Set exercise
Each line containing the word "arrived" must be collected.
----
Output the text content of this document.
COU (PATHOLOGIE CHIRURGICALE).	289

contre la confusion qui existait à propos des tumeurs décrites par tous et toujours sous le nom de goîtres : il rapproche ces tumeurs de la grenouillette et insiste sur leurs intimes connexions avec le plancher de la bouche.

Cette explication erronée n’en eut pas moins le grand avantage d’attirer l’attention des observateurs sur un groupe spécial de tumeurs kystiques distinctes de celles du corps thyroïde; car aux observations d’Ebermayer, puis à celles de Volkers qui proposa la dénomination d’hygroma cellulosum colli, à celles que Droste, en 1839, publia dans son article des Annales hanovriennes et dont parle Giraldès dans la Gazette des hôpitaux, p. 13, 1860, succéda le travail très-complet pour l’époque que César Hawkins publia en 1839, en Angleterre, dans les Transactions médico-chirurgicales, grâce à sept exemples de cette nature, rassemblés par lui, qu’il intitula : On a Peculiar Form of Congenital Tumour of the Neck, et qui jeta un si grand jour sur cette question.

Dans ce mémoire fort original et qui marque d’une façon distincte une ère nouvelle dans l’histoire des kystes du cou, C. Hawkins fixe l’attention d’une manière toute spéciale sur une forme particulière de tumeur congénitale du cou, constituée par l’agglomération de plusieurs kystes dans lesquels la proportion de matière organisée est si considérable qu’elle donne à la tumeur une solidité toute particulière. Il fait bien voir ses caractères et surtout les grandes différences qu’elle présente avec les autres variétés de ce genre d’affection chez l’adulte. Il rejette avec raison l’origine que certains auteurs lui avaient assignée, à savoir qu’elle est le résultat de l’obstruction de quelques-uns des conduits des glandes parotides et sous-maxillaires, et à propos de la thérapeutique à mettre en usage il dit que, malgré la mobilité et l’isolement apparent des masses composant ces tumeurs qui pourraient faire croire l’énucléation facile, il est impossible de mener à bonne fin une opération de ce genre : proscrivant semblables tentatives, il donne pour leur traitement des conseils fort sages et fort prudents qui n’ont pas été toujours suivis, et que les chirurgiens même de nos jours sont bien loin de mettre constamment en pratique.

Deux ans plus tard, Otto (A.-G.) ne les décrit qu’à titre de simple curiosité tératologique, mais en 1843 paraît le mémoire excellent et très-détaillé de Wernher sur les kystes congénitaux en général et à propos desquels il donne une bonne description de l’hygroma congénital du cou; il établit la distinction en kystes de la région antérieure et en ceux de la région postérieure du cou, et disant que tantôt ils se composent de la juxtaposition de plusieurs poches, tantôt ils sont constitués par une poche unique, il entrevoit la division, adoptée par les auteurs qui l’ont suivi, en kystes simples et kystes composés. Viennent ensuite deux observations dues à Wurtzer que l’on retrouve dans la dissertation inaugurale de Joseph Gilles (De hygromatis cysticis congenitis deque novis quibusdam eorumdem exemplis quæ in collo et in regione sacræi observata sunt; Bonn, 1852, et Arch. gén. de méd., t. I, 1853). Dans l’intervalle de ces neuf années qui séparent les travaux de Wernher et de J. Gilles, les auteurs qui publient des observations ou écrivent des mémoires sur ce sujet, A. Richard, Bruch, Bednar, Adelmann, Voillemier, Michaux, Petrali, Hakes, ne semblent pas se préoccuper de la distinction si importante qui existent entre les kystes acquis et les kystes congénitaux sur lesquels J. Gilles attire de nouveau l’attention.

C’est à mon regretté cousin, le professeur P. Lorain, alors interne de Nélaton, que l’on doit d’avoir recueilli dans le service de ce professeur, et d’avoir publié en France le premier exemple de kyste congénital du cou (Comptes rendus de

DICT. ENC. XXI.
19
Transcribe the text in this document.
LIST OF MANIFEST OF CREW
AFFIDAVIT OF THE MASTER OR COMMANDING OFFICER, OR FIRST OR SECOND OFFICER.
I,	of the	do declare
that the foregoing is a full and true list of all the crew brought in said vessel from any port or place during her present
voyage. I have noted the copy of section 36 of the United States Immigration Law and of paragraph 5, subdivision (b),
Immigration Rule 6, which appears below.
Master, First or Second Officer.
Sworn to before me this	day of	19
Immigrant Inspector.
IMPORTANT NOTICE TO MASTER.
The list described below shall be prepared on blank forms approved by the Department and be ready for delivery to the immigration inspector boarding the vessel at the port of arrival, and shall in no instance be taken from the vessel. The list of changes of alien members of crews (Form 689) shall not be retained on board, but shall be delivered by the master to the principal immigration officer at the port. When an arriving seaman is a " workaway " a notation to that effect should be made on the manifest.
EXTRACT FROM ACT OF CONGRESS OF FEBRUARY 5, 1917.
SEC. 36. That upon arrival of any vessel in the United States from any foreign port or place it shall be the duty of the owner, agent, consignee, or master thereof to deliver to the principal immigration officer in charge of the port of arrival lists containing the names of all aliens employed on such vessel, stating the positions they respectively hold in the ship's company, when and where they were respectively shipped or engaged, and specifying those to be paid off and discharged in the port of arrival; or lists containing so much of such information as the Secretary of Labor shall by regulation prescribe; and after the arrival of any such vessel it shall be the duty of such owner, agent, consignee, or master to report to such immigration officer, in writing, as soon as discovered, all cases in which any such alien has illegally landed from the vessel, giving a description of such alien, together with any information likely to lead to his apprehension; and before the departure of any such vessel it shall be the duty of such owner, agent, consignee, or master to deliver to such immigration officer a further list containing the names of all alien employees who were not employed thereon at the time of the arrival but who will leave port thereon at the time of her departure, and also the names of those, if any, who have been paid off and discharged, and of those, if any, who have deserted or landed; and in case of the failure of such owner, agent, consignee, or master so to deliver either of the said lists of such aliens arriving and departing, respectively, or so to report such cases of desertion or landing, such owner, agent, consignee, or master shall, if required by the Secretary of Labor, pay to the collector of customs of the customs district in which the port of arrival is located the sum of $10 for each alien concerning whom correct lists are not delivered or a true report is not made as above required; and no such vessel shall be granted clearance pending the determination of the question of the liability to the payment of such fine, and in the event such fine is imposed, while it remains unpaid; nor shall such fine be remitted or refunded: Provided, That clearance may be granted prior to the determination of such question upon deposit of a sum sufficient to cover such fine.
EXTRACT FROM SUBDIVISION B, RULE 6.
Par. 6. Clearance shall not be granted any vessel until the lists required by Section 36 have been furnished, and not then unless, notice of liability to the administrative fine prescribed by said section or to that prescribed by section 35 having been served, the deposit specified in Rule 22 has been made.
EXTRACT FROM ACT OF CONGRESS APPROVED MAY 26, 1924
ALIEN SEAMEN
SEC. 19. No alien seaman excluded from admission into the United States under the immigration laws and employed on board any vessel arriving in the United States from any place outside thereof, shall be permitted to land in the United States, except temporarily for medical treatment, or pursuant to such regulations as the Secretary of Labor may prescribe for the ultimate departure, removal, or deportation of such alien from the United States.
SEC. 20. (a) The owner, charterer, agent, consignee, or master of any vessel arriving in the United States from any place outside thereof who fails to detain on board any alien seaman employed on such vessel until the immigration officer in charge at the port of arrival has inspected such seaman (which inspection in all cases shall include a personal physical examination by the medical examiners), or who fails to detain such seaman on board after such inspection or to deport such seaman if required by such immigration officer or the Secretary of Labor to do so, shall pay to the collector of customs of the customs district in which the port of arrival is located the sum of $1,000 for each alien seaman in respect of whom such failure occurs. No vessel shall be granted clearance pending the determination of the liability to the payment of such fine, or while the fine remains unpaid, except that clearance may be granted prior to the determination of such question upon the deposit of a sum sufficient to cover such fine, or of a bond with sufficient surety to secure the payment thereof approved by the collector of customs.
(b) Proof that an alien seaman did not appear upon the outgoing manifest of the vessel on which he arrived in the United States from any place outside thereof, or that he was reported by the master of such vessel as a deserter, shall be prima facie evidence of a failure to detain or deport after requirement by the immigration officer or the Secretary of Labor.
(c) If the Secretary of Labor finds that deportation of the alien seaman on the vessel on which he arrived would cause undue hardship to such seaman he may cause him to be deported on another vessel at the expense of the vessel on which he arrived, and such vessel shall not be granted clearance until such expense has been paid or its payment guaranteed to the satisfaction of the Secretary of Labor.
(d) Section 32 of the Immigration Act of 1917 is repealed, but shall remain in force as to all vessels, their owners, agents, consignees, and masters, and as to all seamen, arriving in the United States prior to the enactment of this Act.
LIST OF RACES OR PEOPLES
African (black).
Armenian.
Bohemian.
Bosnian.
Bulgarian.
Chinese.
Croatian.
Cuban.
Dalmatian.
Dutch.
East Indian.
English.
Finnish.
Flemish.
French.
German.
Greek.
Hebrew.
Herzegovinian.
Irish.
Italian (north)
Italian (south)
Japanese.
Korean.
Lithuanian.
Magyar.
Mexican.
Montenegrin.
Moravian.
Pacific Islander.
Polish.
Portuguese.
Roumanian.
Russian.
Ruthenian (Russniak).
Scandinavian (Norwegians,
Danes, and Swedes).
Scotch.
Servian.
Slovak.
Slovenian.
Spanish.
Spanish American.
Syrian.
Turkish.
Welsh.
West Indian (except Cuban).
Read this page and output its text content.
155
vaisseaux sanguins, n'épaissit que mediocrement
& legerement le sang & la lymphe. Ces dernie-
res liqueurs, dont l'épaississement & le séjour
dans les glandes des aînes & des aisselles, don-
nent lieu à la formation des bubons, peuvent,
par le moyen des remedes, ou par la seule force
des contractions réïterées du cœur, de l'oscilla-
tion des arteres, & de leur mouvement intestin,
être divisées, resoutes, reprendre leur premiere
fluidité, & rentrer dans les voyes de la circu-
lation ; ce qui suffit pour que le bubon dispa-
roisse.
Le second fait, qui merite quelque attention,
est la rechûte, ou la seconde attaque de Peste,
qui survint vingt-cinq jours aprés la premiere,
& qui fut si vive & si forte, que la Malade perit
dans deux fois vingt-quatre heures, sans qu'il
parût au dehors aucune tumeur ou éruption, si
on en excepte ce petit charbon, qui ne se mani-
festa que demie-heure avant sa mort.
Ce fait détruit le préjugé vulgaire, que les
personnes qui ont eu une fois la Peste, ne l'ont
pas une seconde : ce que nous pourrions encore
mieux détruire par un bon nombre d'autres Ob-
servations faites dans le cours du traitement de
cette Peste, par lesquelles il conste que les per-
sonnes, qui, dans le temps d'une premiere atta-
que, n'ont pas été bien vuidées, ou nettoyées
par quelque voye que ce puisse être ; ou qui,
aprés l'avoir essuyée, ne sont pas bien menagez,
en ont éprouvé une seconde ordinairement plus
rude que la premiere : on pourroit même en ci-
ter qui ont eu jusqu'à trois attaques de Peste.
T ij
----
The response
(b) Proof that an alien seaman did not appear upon the outgoing manifest of the vessel on which he arrived in the United States from any place outside thereof, or that he was reported by the master of such vessel as a deserter, shall be prima facie evidence of a failure to detain or deport after requirement by the immigration officer or the Secretary of Labor.
(c) If the Secretary of Labor finds that deportation of the alien seaman on the vessel on which he arrived would cause undue hardship to such seaman he may cause him to be deported on another vessel at the expense of the vessel on which he arrived, and such vessel shall not be granted clearance until such expense has been paid or its payment guaranteed to the satisfaction of the Secretary of Labor.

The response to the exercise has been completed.